═════ MATERIAL SUPPLIED ═════
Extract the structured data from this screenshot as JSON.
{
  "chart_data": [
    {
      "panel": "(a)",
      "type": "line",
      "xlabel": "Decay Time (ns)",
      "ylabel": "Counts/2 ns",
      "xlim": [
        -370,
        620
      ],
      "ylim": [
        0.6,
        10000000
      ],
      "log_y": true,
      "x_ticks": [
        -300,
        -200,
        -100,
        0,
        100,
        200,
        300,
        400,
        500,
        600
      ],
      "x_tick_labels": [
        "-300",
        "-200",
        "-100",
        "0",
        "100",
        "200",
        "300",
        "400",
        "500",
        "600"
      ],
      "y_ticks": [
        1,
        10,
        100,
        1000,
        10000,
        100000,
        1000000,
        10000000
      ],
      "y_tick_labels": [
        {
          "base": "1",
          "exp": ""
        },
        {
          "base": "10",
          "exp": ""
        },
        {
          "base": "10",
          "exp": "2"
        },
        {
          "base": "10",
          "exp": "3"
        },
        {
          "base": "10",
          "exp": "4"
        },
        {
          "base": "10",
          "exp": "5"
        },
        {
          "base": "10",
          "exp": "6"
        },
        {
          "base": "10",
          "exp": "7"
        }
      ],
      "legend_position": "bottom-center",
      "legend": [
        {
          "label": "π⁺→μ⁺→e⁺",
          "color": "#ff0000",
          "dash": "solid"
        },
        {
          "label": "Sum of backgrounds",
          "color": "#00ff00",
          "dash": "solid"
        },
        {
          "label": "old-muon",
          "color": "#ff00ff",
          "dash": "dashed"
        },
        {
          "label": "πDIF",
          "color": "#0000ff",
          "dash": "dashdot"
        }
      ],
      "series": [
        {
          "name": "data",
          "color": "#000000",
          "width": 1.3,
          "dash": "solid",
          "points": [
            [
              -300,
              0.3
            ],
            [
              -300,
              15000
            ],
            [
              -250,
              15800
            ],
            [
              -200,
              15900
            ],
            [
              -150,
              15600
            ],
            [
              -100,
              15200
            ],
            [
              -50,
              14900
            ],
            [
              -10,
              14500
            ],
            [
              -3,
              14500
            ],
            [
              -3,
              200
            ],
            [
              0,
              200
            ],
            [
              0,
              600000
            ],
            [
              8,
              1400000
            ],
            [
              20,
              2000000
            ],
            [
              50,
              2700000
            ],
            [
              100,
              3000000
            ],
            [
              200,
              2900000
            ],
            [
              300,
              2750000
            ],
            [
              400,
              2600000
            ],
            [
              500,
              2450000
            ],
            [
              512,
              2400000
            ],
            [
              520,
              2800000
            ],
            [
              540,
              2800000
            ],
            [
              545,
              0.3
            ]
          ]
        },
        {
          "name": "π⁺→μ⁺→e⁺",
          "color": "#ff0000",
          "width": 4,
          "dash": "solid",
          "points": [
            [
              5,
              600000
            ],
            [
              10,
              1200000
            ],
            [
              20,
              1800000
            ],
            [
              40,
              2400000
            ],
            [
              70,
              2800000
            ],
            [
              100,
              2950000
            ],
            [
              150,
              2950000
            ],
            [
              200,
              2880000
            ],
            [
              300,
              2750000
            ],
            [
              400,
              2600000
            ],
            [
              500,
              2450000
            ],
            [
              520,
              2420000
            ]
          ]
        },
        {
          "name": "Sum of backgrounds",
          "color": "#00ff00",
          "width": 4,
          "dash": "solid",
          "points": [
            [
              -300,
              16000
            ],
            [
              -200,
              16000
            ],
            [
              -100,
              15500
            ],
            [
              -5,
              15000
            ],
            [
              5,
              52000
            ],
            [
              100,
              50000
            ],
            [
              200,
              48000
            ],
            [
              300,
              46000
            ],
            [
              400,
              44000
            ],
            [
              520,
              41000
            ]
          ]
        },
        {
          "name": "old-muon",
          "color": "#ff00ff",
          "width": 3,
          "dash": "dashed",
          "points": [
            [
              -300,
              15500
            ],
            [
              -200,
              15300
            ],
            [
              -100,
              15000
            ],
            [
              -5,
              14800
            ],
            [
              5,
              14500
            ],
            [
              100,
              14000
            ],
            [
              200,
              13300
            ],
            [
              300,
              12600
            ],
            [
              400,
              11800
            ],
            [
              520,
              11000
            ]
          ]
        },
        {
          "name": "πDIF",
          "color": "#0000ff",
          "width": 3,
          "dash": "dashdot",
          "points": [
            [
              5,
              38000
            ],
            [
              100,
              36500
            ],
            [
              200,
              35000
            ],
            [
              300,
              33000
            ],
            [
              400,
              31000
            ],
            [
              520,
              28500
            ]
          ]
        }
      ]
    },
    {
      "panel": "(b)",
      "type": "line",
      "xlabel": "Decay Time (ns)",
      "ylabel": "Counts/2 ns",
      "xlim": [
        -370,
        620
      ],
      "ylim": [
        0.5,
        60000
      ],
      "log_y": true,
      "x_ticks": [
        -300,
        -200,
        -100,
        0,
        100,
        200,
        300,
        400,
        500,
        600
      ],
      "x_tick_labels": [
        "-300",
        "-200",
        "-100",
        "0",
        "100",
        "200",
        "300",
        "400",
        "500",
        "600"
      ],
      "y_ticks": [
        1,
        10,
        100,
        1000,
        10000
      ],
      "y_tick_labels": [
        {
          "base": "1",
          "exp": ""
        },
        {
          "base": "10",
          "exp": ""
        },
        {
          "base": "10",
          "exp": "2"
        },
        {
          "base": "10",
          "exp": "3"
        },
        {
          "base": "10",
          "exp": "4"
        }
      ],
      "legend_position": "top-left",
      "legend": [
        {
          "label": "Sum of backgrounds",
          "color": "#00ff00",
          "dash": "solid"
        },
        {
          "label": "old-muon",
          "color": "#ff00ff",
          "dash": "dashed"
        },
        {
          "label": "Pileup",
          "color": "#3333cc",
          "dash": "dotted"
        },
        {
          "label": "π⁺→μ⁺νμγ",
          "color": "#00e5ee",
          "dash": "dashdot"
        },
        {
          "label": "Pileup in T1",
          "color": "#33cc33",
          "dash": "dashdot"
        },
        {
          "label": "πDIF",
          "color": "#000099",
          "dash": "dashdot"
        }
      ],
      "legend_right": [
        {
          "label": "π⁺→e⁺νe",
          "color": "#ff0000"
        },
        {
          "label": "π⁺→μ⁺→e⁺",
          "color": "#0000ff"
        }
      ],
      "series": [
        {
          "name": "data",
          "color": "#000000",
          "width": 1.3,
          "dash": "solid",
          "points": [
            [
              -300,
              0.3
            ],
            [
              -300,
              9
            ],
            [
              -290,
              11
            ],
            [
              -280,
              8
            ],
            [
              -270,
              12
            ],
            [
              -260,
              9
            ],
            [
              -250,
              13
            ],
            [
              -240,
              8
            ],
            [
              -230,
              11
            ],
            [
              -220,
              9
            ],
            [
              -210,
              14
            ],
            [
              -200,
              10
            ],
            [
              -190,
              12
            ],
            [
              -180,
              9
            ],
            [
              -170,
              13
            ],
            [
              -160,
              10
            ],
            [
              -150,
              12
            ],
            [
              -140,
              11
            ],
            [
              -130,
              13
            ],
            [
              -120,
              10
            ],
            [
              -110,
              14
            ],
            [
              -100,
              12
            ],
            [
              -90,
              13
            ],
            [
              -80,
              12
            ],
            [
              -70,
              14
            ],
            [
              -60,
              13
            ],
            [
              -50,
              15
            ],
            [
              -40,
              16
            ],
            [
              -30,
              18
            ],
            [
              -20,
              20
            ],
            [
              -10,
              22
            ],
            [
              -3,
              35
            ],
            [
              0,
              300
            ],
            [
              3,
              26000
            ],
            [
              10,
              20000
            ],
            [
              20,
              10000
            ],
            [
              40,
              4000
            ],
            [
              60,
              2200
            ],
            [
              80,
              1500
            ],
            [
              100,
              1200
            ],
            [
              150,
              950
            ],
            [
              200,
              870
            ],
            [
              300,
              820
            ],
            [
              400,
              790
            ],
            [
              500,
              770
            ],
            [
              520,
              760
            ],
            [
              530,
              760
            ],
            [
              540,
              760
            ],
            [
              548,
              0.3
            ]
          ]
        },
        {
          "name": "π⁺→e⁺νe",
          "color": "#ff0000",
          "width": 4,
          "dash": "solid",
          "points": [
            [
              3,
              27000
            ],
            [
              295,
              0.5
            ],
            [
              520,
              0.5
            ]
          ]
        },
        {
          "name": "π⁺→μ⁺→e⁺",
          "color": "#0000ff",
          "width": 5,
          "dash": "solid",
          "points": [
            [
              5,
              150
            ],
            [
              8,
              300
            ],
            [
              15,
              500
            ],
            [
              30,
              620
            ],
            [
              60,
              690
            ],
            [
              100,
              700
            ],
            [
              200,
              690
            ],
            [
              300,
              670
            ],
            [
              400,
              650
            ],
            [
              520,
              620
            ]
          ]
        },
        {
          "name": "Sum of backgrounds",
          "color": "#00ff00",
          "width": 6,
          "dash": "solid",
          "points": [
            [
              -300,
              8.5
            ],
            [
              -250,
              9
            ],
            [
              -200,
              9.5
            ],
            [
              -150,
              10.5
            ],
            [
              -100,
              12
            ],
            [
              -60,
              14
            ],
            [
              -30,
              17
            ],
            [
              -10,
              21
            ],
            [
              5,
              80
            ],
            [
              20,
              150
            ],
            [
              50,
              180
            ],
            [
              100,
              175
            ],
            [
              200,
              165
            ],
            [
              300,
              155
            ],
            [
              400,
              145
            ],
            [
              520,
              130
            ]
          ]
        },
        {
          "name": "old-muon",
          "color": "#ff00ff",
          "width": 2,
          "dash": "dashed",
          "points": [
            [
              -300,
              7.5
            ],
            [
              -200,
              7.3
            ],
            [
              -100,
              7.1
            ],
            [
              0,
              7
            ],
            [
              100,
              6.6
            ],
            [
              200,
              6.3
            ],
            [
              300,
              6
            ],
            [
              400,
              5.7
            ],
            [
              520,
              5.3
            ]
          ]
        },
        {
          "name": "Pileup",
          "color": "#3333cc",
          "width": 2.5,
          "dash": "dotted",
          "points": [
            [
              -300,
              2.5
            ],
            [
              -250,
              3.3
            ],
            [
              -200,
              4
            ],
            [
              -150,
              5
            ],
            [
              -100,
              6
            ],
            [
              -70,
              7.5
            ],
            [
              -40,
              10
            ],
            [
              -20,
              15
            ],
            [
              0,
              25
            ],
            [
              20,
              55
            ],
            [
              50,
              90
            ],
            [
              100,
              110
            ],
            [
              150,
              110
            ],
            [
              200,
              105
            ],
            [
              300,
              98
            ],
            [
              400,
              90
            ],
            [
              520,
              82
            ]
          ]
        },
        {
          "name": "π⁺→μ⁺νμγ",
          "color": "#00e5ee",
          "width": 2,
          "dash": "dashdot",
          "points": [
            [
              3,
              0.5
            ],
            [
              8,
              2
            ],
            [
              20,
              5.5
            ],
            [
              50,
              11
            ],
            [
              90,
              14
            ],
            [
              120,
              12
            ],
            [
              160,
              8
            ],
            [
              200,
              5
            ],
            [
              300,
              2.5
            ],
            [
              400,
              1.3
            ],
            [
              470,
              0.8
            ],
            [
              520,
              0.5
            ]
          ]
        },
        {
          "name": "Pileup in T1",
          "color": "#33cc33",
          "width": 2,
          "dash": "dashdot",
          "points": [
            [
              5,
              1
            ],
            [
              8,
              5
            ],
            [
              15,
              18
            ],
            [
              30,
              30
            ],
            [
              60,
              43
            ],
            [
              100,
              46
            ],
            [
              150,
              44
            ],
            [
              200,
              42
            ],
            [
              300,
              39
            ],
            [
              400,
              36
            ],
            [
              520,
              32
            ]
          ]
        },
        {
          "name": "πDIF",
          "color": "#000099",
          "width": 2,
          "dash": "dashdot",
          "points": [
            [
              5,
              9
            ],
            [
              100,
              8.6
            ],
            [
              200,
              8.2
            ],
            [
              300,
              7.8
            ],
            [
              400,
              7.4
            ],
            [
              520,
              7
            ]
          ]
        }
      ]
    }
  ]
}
═════
> STATED GOAL: Where a line contains "Pileup", copy that line.

> TASK SOLUTION:
          "label": "Pileup",
          "label": "Pileup in T1",
          "name": "Pileup",
          "name": "Pileup in T1",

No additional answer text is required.